───── Items
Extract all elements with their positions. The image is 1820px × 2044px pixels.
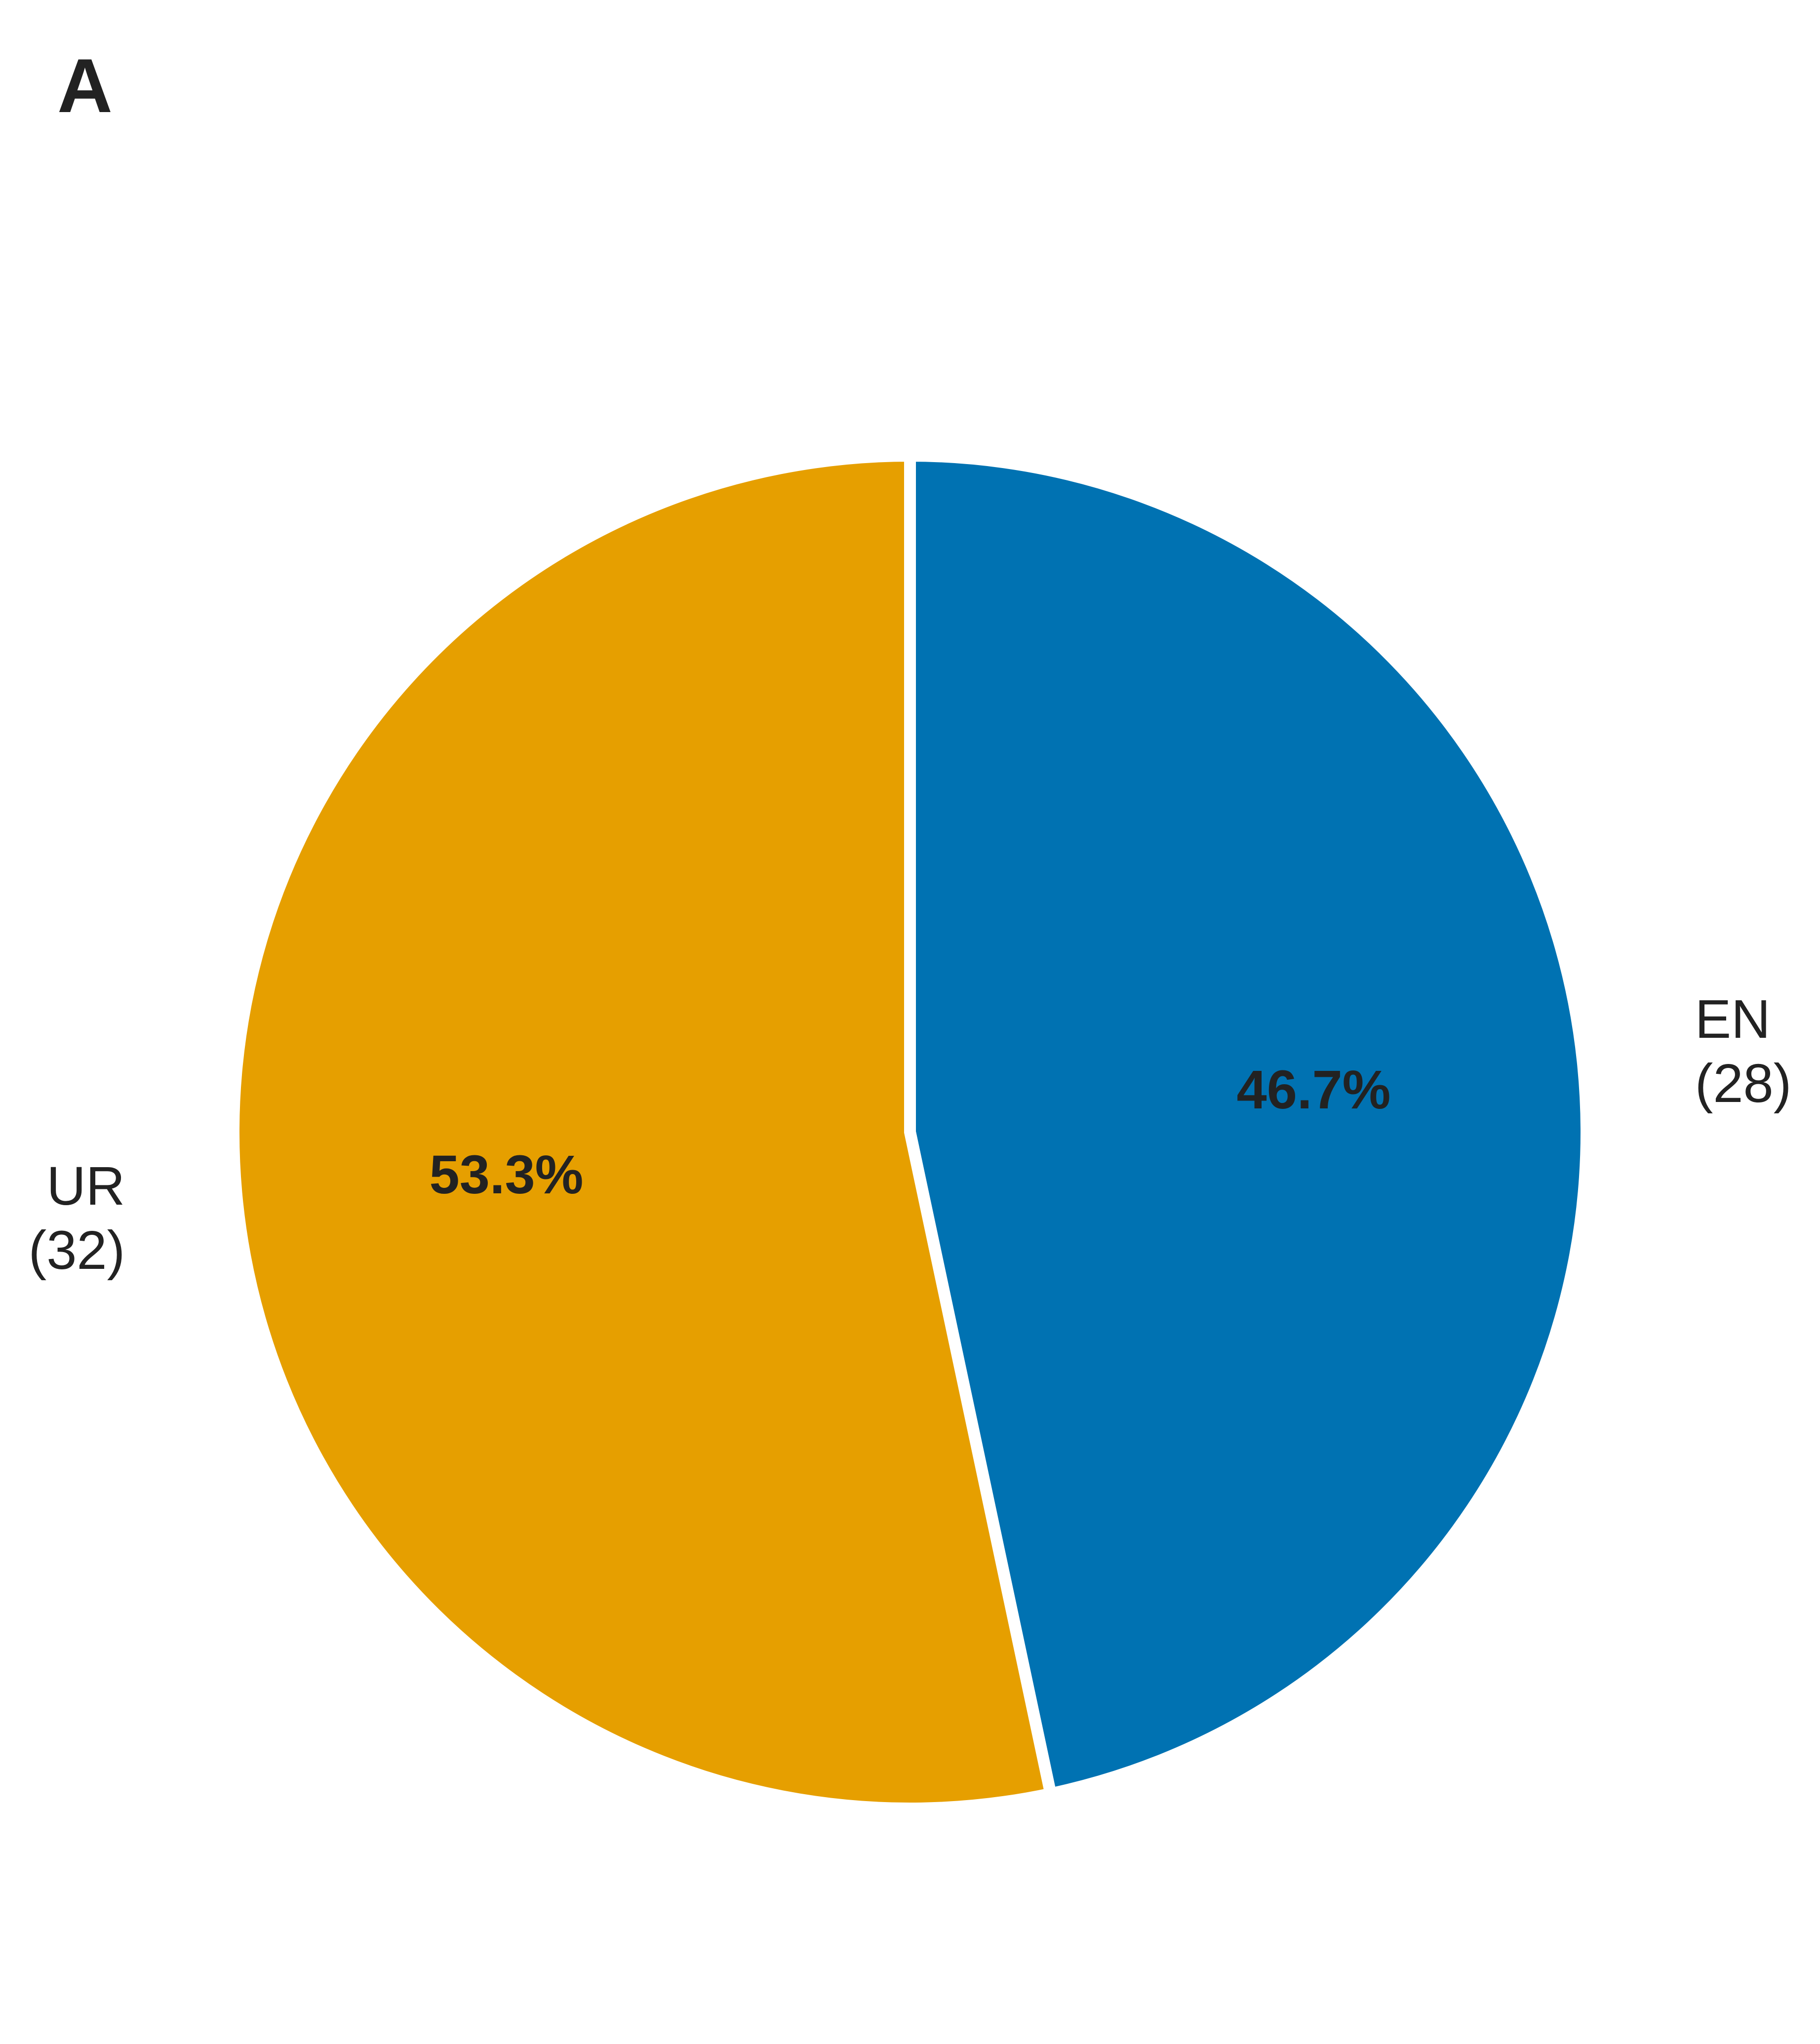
slice-category: EN [1695,989,1771,1050]
pie-labels: 46.7% EN (28) 53.3% UR (32) [29,989,1792,1281]
pie-slice-ur [227,449,1058,1814]
slice-category: UR [46,1156,125,1217]
pie-slice-en [904,449,1592,1801]
panel-label: A [57,43,113,128]
percent-label-ur: 53.3% [430,1144,584,1205]
percent-label-en: 46.7% [1237,1060,1391,1120]
slice-label-ur: UR (32) [29,1156,125,1281]
pie-slices [227,449,1592,1814]
slice-count: (28) [1695,1053,1792,1114]
slice-label-en: EN (28) [1695,989,1792,1114]
slice-count: (32) [29,1220,125,1281]
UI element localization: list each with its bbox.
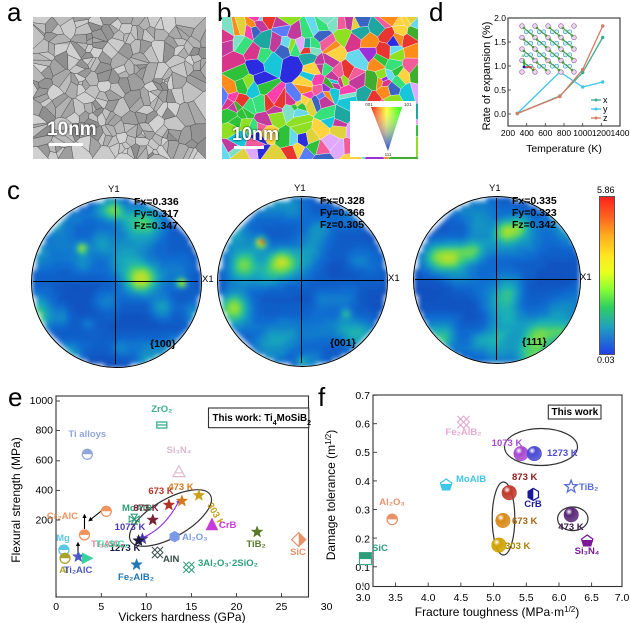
svg-text:1073 K: 1073 K — [115, 522, 146, 533]
svg-text:1273 K: 1273 K — [547, 448, 578, 459]
svg-text:MoAlB: MoAlB — [456, 474, 486, 485]
svg-text:001: 001 — [365, 102, 373, 107]
svg-text:Ti₃SiC₂: Ti₃SiC₂ — [96, 539, 129, 550]
svg-text:MoAlB: MoAlB — [122, 503, 152, 514]
svg-text:Fe₂AlB₂: Fe₂AlB₂ — [118, 572, 154, 583]
svg-text:303 K: 303 K — [204, 501, 226, 529]
svg-text:673 K: 673 K — [512, 516, 537, 527]
svg-text:303 K: 303 K — [505, 541, 530, 552]
svg-text:101: 101 — [404, 102, 412, 107]
svg-text:TiB₂: TiB₂ — [579, 482, 598, 493]
svg-text:5: 5 — [98, 601, 104, 613]
svg-text:7.0: 7.0 — [615, 592, 630, 604]
svg-text:Ti₂AlC: Ti₂AlC — [64, 565, 93, 576]
svg-text:1000: 1000 — [573, 128, 592, 138]
svg-text:This work: This work — [552, 407, 599, 418]
svg-text:Fracture toughness (MPa·m1/2): Fracture toughness (MPa·m1/2) — [415, 605, 580, 620]
svg-text:Fe₂AlB₂: Fe₂AlB₂ — [446, 427, 482, 438]
svg-text:0.0: 0.0 — [494, 109, 506, 119]
svg-text:4.5: 4.5 — [454, 592, 469, 604]
svg-text:SiC: SiC — [372, 543, 388, 554]
svg-text:25: 25 — [276, 601, 288, 613]
svg-text:z: z — [603, 113, 608, 123]
svg-text:3Al₂O₃·2SiO₂: 3Al₂O₃·2SiO₂ — [198, 558, 258, 569]
svg-text:111: 111 — [385, 152, 392, 157]
svg-text:CrB: CrB — [219, 520, 237, 531]
svg-text:15: 15 — [186, 601, 198, 613]
svg-text:Si₃N₄: Si₃N₄ — [575, 546, 600, 557]
svg-text:0.5: 0.5 — [494, 85, 506, 95]
svg-text:10: 10 — [140, 601, 152, 613]
svg-text:800: 800 — [557, 128, 571, 138]
svg-text:473 K: 473 K — [168, 482, 193, 493]
svg-text:0: 0 — [53, 601, 59, 613]
svg-text:200: 200 — [501, 128, 515, 138]
svg-text:5.0: 5.0 — [486, 592, 501, 604]
svg-text:Al: Al — [59, 565, 69, 576]
svg-text:SiC: SiC — [290, 547, 306, 558]
svg-text:TiB₂: TiB₂ — [246, 539, 265, 550]
svg-text:2.0: 2.0 — [494, 13, 506, 23]
svg-text:0.4: 0.4 — [355, 476, 370, 488]
svg-text:Mg: Mg — [56, 533, 70, 544]
svg-text:800: 800 — [35, 425, 53, 437]
svg-text:3.5: 3.5 — [388, 592, 403, 604]
svg-text:200: 200 — [35, 515, 53, 527]
svg-text:0.1: 0.1 — [355, 562, 370, 574]
svg-text:3.0: 3.0 — [356, 592, 371, 604]
svg-text:AlN: AlN — [163, 554, 180, 565]
svg-text:Al₂O₃: Al₂O₃ — [182, 532, 208, 543]
svg-text:Flexural strength (MPa): Flexural strength (MPa) — [9, 437, 23, 562]
svg-text:6.0: 6.0 — [552, 592, 567, 604]
svg-text:Temperature (K): Temperature (K) — [526, 143, 602, 155]
svg-text:Damage tolerance (m1/2): Damage tolerance (m1/2) — [324, 430, 339, 561]
svg-text:ZrO₂: ZrO₂ — [151, 404, 172, 415]
svg-text:1000: 1000 — [30, 395, 54, 407]
svg-text:0.3: 0.3 — [355, 505, 370, 517]
svg-text:873 K: 873 K — [512, 472, 537, 483]
svg-text:0.6: 0.6 — [355, 419, 370, 431]
svg-text:This work: Ti4MoSiB2: This work: Ti4MoSiB2 — [213, 413, 312, 427]
svg-text:473 K: 473 K — [558, 522, 583, 533]
svg-text:30: 30 — [321, 601, 333, 613]
svg-text:20: 20 — [231, 601, 243, 613]
svg-text:0.7: 0.7 — [355, 390, 370, 402]
svg-text:0.2: 0.2 — [355, 533, 370, 545]
svg-text:1.0: 1.0 — [494, 61, 506, 71]
svg-text:400: 400 — [35, 485, 53, 497]
svg-text:0.5: 0.5 — [355, 447, 370, 459]
svg-text:0.0: 0.0 — [355, 581, 370, 593]
svg-text:1200: 1200 — [592, 128, 611, 138]
svg-text:873 K: 873 K — [133, 503, 158, 514]
svg-text:Al₂O₃: Al₂O₃ — [379, 497, 405, 508]
svg-text:1.5: 1.5 — [494, 37, 506, 47]
svg-text:Vickers hardness (GPa): Vickers hardness (GPa) — [118, 610, 245, 623]
svg-text:1273 K: 1273 K — [110, 543, 141, 554]
svg-text:CrB: CrB — [524, 499, 542, 510]
svg-text:5.5: 5.5 — [519, 592, 534, 604]
svg-text:Ti alloys: Ti alloys — [68, 429, 106, 440]
svg-text:600: 600 — [35, 455, 53, 467]
svg-text:Ti₃AlC₂: Ti₃AlC₂ — [91, 539, 124, 550]
svg-text:600: 600 — [538, 128, 552, 138]
svg-text:1400: 1400 — [611, 128, 630, 138]
svg-text:4.0: 4.0 — [421, 592, 436, 604]
svg-text:Si₃N₄: Si₃N₄ — [167, 445, 192, 456]
svg-text:Cr₂AlC: Cr₂AlC — [47, 511, 78, 522]
svg-text:1073 K: 1073 K — [492, 438, 523, 449]
svg-text:400: 400 — [520, 128, 534, 138]
svg-text:673 K: 673 K — [148, 486, 173, 497]
svg-text:6.5: 6.5 — [584, 592, 599, 604]
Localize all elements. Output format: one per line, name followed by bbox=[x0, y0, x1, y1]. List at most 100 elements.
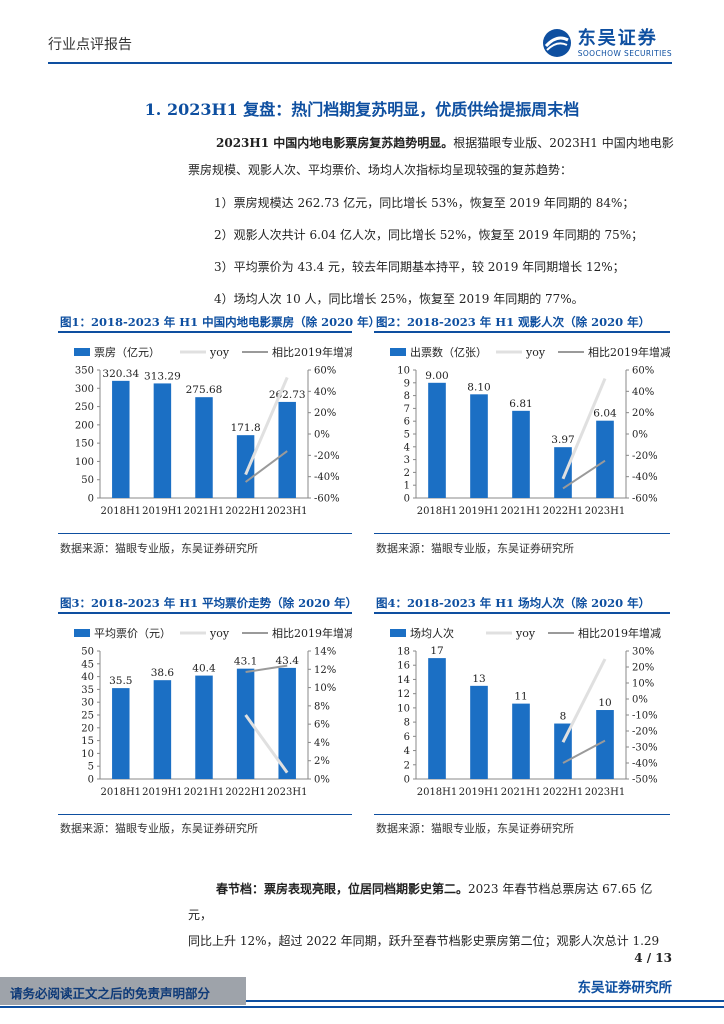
bar bbox=[195, 675, 213, 779]
x-tick-label: 2019H1 bbox=[459, 506, 500, 517]
y2-tick-label: 6% bbox=[314, 720, 330, 731]
x-tick-label: 2018H1 bbox=[101, 787, 142, 798]
y-tick-label: 2 bbox=[404, 468, 410, 479]
footer-rule-bottom bbox=[0, 1006, 724, 1008]
y2-tick-label: -60% bbox=[314, 494, 340, 505]
figure-3-source: 数据来源：猫眼专业版，东吴证券研究所 bbox=[60, 822, 258, 835]
bar bbox=[512, 703, 530, 779]
section-title: 1. 2023H1 复盘：热门档期复苏明显，优质供给提振周末档 bbox=[144, 100, 580, 119]
bar-data-label: 320.34 bbox=[102, 368, 139, 380]
list-item: 4）场均人次 10 人，同比增长 25%，恢复至 2019 年同期的 77%。 bbox=[214, 292, 584, 306]
x-tick-label: 2018H1 bbox=[417, 787, 458, 798]
y2-tick-label: 30% bbox=[632, 647, 654, 658]
legend-bar-label: 场均人次 bbox=[410, 626, 454, 640]
y-tick-label: 6 bbox=[404, 417, 410, 428]
bar bbox=[428, 658, 446, 779]
figure-3-top-rule bbox=[58, 612, 352, 614]
footer-rule bbox=[246, 1000, 724, 1002]
y-tick-label: 10 bbox=[397, 366, 410, 377]
x-tick-label: 2022H1 bbox=[225, 506, 266, 517]
x-tick-label: 2023H1 bbox=[267, 787, 308, 798]
x-tick-label: 2021H1 bbox=[501, 787, 542, 798]
bar bbox=[554, 447, 572, 498]
bar-data-label: 8 bbox=[560, 711, 567, 723]
yoy-line bbox=[561, 658, 607, 743]
bar bbox=[236, 668, 255, 779]
legend-yoy-label: yoy bbox=[209, 346, 230, 359]
y-tick-label: 14 bbox=[397, 675, 410, 686]
legend-bar-label: 平均票价（元） bbox=[94, 627, 171, 640]
x-tick-label: 2021H1 bbox=[184, 506, 225, 517]
y-tick-label: 18 bbox=[397, 647, 410, 658]
figure-3-bottom-rule bbox=[58, 814, 352, 815]
bar-data-label: 10 bbox=[598, 697, 611, 709]
y2-tick-label: -40% bbox=[632, 472, 658, 483]
figure-4-source: 数据来源：猫眼专业版，东吴证券研究所 bbox=[376, 822, 574, 835]
chart-box-office: 票房（亿元） yoy 相比2019年增减 0 50 100 150 200 250 300 350 -… bbox=[74, 345, 352, 517]
y-tick-label: 5 bbox=[88, 762, 94, 773]
y2-tick-label: -60% bbox=[632, 494, 658, 505]
legend-vs2019-label: 相比2019年增减 bbox=[272, 345, 352, 359]
legend-yoy-label: yoy bbox=[515, 627, 536, 640]
y2-tick-label: 8% bbox=[314, 701, 330, 712]
yoy-line bbox=[561, 377, 607, 480]
y-tick-label: 25 bbox=[81, 711, 94, 722]
y-tick-label: 200 bbox=[75, 420, 94, 431]
figure-1-source: 数据来源：猫眼专业版，东吴证券研究所 bbox=[60, 542, 258, 555]
y-tick-label: 8 bbox=[404, 391, 410, 402]
y-tick-label: 50 bbox=[81, 647, 94, 658]
bar bbox=[195, 397, 213, 498]
y2-tick-label: 20% bbox=[632, 408, 654, 419]
bar-data-label: 275.68 bbox=[186, 384, 223, 396]
bar-data-label: 17 bbox=[430, 645, 443, 657]
report-category: 行业点评报告 bbox=[48, 37, 132, 53]
disclaimer-box: 请务必阅读正文之后的免责声明部分 bbox=[0, 977, 246, 1005]
disclaimer-text: 请务必阅读正文之后的免责声明部分 bbox=[10, 986, 211, 1001]
y-tick-label: 250 bbox=[75, 402, 94, 413]
x-tick-label: 2022H1 bbox=[225, 787, 266, 798]
y-tick-label: 0 bbox=[404, 494, 410, 505]
list-item: 1）票房规模达 262.73 亿元，同比增长 53%，恢复至 2019 年同期的… bbox=[214, 196, 635, 210]
y2-tick-label: 10% bbox=[632, 679, 654, 690]
y-tick-label: 350 bbox=[75, 366, 94, 377]
y2-tick-label: -40% bbox=[314, 472, 340, 483]
y-tick-label: 3 bbox=[404, 455, 410, 466]
y-tick-label: 4 bbox=[404, 746, 410, 757]
y-tick-label: 12 bbox=[397, 689, 410, 700]
intro-text: 根据猫眼专业版、2023H1 中国内地电影票房规模、观影人次、平均票价、场均人次… bbox=[188, 136, 674, 177]
y-tick-label: 5 bbox=[404, 430, 410, 441]
bar bbox=[278, 667, 296, 779]
x-tick-label: 2018H1 bbox=[101, 506, 142, 517]
y2-tick-label: -20% bbox=[314, 451, 340, 462]
y-tick-label: 4 bbox=[404, 442, 410, 453]
y-tick-label: 0 bbox=[88, 494, 94, 505]
y-tick-label: 1 bbox=[404, 481, 410, 492]
y2-tick-label: -40% bbox=[632, 759, 658, 770]
figure-1-top-rule bbox=[58, 331, 352, 333]
y-tick-label: 100 bbox=[75, 457, 94, 468]
bar bbox=[112, 688, 130, 779]
y2-tick-label: 0% bbox=[314, 775, 330, 786]
legend-vs2019-label: 相比2019年增减 bbox=[578, 626, 661, 640]
bar-data-label: 3.97 bbox=[551, 434, 574, 446]
bar bbox=[428, 382, 446, 498]
legend-bar-label: 票房（亿元） bbox=[94, 346, 160, 359]
y-tick-label: 45 bbox=[81, 659, 94, 670]
legend-bar-swatch bbox=[390, 348, 406, 356]
y-tick-label: 10 bbox=[81, 749, 94, 760]
x-tick-label: 2018H1 bbox=[417, 506, 458, 517]
y-tick-label: 9 bbox=[404, 378, 410, 389]
y-tick-label: 7 bbox=[404, 404, 410, 415]
spring-bold: 春节档：票房表现亮眼，位居同档期影史第二。 bbox=[216, 882, 469, 896]
y2-tick-label: -50% bbox=[632, 775, 658, 786]
bar-data-label: 313.29 bbox=[144, 370, 181, 382]
bar bbox=[236, 435, 255, 498]
legend-bar-label: 出票数（亿张） bbox=[410, 345, 487, 359]
y-tick-label: 8 bbox=[404, 718, 410, 729]
vs2019-line bbox=[562, 739, 606, 764]
figure-4-bottom-rule bbox=[374, 814, 670, 815]
bar-data-label: 11 bbox=[514, 691, 527, 703]
x-tick-label: 2022H1 bbox=[543, 506, 584, 517]
bar bbox=[278, 401, 296, 498]
y2-tick-label: 14% bbox=[314, 647, 336, 658]
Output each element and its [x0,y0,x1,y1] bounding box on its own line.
──────────
### Problem description
Please output the stretch of the listing from the line that contains "svg-text:1073 K: 1073 K — [115, 522, 146, 533]" through the line that contains "svg-text:Fe₂AlB₂: Fe₂AlB₂ — [118, 572, 154, 583]", copying each line exactly.

### In response
svg-text:1073 K: 1073 K — [115, 522, 146, 533]
svg-text:1273 K: 1273 K — [547, 448, 578, 459]
svg-text:MoAlB: MoAlB — [456, 474, 486, 485]
svg-text:001: 001 — [365, 102, 373, 107]
svg-text:Ti₃SiC₂: Ti₃SiC₂ — [96, 539, 129, 550]
svg-text:MoAlB: MoAlB — [122, 503, 152, 514]
svg-text:Fe₂AlB₂: Fe₂AlB₂ — [118, 572, 154, 583]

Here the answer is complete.